**Data shown**
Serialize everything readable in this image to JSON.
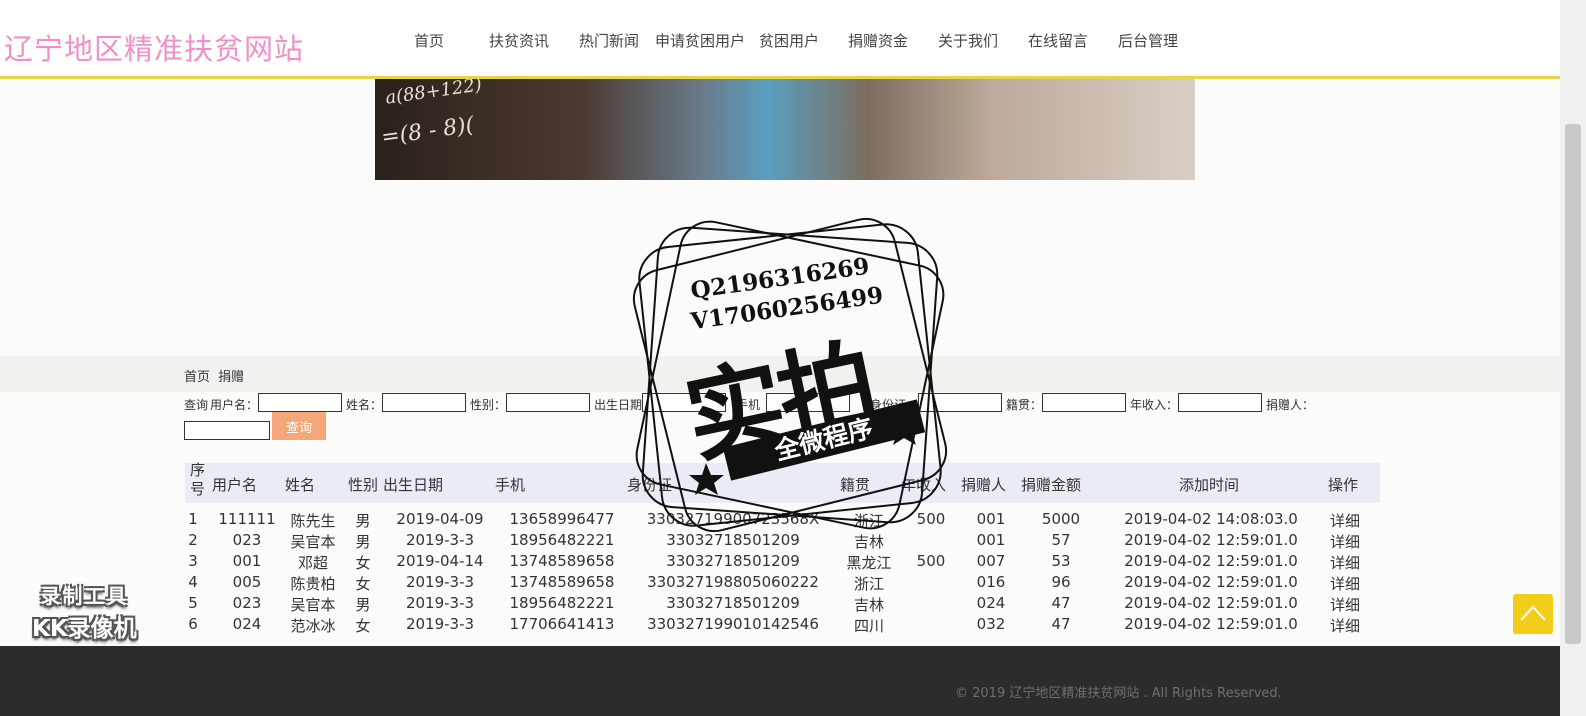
{
  "site": {
    "title": "辽宁地区精准扶贫网站"
  },
  "nav": [
    "首页",
    "扶贫资讯",
    "热门新闻",
    "申请贫困用户",
    "贫困用户",
    "捐赠资金",
    "关于我们",
    "在线留言",
    "后台管理"
  ],
  "banner": {
    "formula_top": "a(88+122)",
    "formula_bottom": "=(8 - 8)(",
    "image": "child-at-chalkboard-banner"
  },
  "breadcrumb": [
    "首页",
    "捐赠"
  ],
  "search": {
    "prefix": "查询",
    "fields": [
      "用户名：",
      "姓名：",
      "性别：",
      "出生日期",
      "手机",
      "身份证：",
      "籍贯：",
      "年收入：",
      "捐赠人："
    ],
    "button": "查询"
  },
  "table": {
    "headers": [
      "序号",
      "用户名",
      "姓名",
      "性别",
      "出生日期",
      "手机",
      "身份证",
      "籍贯",
      "年收入",
      "捐赠人",
      "捐赠金额",
      "添加时间",
      "操作"
    ],
    "rows": [
      [
        "1",
        "111111",
        "陈先生",
        "男",
        "2019-04-09",
        "13658996477",
        "33032719900723568X",
        "浙江",
        "500",
        "001",
        "5000",
        "2019-04-02 14:08:03.0",
        "详细"
      ],
      [
        "2",
        "023",
        "吴官本",
        "男",
        "2019-3-3",
        "18956482221",
        "33032718501209",
        "吉林",
        "",
        "001",
        "57",
        "2019-04-02 12:59:01.0",
        "详细"
      ],
      [
        "3",
        "001",
        "邓超",
        "女",
        "2019-04-14",
        "13748589658",
        "33032718501209",
        "黑龙江",
        "500",
        "007",
        "53",
        "2019-04-02 12:59:01.0",
        "详细"
      ],
      [
        "4",
        "005",
        "陈贵柏",
        "女",
        "2019-3-3",
        "13748589658",
        "330327198805060222",
        "浙江",
        "",
        "016",
        "96",
        "2019-04-02 12:59:01.0",
        "详细"
      ],
      [
        "5",
        "023",
        "吴官本",
        "男",
        "2019-3-3",
        "18956482221",
        "33032718501209",
        "吉林",
        "",
        "024",
        "47",
        "2019-04-02 12:59:01.0",
        "详细"
      ],
      [
        "6",
        "024",
        "范冰冰",
        "女",
        "2019-3-3",
        "17706641413",
        "330327199010142546",
        "四川",
        "",
        "032",
        "47",
        "2019-04-02 12:59:01.0",
        "详细"
      ]
    ]
  },
  "footer": {
    "copyright": "© 2019 辽宁地区精准扶贫网站 . All Rights Reserved."
  },
  "watermark": {
    "line1": "Q2196316269",
    "line2": "V17060256499",
    "main": "实拍",
    "sub": "全微程序"
  },
  "recorder": {
    "line1": "录制工具",
    "line2": "KK录像机"
  },
  "colors": {
    "title": "#f08fc8",
    "header_border": "#e8d44a",
    "button": "#f5a77a",
    "table_header": "#e9ecf5",
    "footer": "#2c2c2c",
    "back_to_top": "#f2cd1a"
  }
}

**Exercise instructions**
How many of the lines above include the string "辽宁地区精准扶贫网站"? Answer with the number only.

**Exercise answer**
2